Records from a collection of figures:
--- Begin ---

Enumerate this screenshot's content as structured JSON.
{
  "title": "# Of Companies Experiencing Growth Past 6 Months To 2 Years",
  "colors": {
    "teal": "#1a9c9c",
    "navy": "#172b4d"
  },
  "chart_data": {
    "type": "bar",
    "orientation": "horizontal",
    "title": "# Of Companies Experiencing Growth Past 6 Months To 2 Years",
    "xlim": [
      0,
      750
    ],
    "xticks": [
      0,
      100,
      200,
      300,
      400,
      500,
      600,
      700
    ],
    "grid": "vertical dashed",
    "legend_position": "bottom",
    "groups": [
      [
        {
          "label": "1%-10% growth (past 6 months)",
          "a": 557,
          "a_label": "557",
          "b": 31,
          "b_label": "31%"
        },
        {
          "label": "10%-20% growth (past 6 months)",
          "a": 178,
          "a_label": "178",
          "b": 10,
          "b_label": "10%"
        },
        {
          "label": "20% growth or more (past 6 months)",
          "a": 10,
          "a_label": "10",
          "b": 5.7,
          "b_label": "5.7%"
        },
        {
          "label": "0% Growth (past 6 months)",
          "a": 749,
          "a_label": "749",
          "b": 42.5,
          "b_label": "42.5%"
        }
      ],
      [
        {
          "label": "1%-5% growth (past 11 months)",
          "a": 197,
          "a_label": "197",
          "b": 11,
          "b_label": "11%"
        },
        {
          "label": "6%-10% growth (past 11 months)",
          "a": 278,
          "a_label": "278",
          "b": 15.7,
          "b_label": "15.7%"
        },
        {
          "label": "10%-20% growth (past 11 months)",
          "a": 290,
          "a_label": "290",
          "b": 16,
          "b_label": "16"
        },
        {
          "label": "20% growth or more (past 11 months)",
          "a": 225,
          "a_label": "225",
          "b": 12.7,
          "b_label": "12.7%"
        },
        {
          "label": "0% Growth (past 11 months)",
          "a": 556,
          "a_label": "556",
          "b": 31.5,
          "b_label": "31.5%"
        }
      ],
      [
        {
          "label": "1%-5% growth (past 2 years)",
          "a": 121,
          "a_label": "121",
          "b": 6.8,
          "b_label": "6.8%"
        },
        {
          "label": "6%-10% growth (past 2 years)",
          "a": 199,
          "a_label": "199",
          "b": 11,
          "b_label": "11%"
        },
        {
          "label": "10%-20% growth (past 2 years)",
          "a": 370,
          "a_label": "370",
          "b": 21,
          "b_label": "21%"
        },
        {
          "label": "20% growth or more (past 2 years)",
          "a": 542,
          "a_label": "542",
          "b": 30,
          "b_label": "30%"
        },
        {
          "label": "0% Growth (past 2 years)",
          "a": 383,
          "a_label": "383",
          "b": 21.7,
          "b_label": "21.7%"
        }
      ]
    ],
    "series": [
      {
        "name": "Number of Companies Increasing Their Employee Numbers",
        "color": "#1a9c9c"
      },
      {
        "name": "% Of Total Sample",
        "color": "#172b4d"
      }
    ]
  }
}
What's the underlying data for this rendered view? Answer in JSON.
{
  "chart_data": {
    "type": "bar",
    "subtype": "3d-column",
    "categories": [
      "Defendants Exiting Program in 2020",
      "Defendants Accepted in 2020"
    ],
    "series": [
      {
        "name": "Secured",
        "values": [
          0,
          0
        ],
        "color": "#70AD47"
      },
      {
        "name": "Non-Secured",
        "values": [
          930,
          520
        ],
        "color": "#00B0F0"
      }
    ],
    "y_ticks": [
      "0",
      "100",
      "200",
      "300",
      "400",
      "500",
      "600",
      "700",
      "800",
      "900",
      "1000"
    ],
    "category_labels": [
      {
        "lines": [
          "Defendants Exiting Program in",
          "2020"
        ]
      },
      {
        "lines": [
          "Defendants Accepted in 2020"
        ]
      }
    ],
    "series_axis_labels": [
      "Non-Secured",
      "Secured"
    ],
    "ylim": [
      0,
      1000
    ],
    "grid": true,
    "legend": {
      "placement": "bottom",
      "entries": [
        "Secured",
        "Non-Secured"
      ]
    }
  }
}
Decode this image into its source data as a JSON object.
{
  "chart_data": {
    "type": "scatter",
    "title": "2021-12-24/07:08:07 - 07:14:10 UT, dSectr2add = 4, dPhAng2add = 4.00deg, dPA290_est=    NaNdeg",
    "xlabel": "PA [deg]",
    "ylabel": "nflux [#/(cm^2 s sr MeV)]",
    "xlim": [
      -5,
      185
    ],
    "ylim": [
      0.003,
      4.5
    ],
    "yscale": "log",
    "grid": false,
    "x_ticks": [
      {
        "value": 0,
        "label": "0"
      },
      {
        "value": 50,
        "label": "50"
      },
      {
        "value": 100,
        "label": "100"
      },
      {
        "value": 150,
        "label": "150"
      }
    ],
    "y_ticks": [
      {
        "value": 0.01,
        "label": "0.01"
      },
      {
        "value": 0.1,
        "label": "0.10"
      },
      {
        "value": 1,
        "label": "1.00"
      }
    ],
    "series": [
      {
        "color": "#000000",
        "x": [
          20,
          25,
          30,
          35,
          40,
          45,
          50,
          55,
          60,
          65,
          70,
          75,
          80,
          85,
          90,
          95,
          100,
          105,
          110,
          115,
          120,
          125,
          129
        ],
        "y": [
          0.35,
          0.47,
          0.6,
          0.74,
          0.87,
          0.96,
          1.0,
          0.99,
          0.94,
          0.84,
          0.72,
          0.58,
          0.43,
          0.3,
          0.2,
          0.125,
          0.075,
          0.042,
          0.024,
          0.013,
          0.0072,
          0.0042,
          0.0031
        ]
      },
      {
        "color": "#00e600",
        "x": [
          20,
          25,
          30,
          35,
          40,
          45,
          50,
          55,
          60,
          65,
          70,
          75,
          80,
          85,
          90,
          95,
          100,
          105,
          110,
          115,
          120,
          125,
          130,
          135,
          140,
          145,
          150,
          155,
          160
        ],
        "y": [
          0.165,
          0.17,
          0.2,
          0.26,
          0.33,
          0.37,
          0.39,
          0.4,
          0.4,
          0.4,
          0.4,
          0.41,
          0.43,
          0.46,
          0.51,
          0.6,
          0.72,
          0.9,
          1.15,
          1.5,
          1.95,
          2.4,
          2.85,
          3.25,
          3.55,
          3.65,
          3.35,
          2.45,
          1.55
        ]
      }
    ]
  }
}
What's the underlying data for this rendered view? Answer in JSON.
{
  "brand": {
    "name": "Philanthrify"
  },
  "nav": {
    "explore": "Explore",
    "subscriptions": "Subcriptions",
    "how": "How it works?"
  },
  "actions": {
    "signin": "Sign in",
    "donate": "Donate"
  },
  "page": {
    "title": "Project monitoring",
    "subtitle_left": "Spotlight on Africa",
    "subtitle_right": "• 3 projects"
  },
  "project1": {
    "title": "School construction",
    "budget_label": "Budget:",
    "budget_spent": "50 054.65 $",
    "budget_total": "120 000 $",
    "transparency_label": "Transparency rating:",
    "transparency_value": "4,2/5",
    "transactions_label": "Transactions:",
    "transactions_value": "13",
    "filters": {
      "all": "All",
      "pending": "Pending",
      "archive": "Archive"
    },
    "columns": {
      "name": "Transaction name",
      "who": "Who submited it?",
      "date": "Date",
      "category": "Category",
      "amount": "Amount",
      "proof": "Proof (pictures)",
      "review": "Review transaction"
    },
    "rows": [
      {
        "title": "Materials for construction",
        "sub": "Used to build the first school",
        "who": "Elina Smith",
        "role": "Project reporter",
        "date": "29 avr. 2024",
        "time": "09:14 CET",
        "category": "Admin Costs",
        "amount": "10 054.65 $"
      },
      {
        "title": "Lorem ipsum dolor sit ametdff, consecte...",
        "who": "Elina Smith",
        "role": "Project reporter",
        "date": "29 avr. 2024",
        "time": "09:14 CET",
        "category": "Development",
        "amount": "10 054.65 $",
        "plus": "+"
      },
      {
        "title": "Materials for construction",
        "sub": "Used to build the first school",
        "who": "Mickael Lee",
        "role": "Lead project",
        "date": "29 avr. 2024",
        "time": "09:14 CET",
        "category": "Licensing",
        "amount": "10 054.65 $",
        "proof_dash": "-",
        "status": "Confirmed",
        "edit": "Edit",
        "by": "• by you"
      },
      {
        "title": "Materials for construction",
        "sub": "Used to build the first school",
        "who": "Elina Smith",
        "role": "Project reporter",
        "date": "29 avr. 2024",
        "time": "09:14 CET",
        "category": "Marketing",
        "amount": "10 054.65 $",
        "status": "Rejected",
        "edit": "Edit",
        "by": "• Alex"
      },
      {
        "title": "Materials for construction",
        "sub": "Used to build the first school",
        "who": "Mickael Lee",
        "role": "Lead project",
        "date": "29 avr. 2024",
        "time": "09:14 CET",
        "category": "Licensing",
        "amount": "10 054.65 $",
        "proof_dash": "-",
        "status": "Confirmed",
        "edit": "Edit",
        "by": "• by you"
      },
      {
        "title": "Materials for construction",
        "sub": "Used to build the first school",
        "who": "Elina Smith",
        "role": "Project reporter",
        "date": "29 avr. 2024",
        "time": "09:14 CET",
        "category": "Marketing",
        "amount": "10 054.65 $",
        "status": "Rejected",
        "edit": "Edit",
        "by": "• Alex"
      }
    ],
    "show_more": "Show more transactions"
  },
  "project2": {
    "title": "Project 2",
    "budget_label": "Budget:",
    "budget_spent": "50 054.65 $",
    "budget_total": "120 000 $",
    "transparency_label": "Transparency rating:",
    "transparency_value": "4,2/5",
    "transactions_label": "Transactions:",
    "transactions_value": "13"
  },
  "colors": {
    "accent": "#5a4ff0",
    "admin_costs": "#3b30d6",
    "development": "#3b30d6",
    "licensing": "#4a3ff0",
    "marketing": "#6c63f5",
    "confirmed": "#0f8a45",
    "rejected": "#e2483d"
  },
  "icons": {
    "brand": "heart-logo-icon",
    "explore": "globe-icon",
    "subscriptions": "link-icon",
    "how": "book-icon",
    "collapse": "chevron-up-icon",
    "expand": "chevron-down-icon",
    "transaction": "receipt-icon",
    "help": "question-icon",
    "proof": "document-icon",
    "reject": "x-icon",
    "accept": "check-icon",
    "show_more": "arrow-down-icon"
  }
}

--- End ---

What you should do: In the entries above, count each line that holds "Companies". Give the total and nothing else.

Result of the task: 3